** Problem description **
Among the entries below, count the lines that contain the word "true". Write down only the total.

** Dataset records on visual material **
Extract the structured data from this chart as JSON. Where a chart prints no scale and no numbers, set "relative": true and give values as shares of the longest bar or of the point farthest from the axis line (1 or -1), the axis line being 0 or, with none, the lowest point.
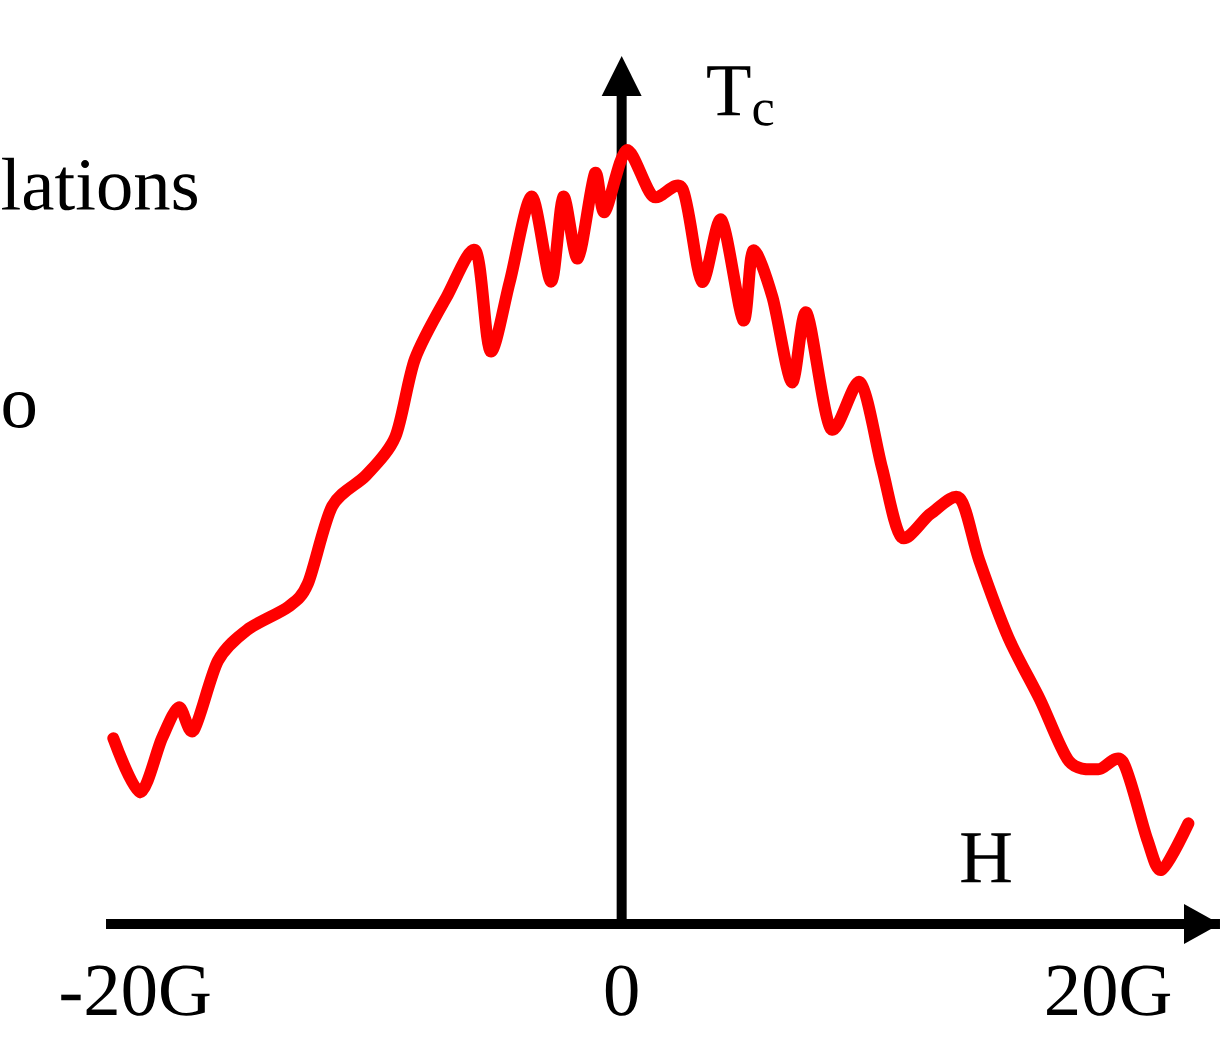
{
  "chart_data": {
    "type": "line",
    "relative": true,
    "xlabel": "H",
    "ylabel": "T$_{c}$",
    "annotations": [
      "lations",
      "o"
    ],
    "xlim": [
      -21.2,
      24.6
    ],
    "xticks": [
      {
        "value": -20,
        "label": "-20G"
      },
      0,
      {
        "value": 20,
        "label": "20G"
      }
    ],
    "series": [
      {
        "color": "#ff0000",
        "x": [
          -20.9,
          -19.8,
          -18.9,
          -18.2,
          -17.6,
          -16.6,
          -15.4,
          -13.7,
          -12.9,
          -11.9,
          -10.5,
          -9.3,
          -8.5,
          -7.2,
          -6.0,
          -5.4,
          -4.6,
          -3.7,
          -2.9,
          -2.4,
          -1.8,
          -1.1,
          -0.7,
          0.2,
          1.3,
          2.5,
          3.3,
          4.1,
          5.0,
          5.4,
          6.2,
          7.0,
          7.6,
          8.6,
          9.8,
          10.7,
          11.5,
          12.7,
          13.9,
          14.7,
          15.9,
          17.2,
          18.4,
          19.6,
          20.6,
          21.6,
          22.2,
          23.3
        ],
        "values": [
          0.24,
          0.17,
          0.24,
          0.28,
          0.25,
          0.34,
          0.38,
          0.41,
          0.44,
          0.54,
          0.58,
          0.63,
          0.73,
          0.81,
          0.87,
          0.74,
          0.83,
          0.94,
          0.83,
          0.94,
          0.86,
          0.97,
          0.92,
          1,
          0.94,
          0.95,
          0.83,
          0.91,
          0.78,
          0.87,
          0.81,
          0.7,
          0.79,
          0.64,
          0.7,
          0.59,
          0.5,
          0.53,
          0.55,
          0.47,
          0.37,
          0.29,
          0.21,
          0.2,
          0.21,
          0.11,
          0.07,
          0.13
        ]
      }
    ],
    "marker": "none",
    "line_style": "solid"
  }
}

** Answer for the task **
2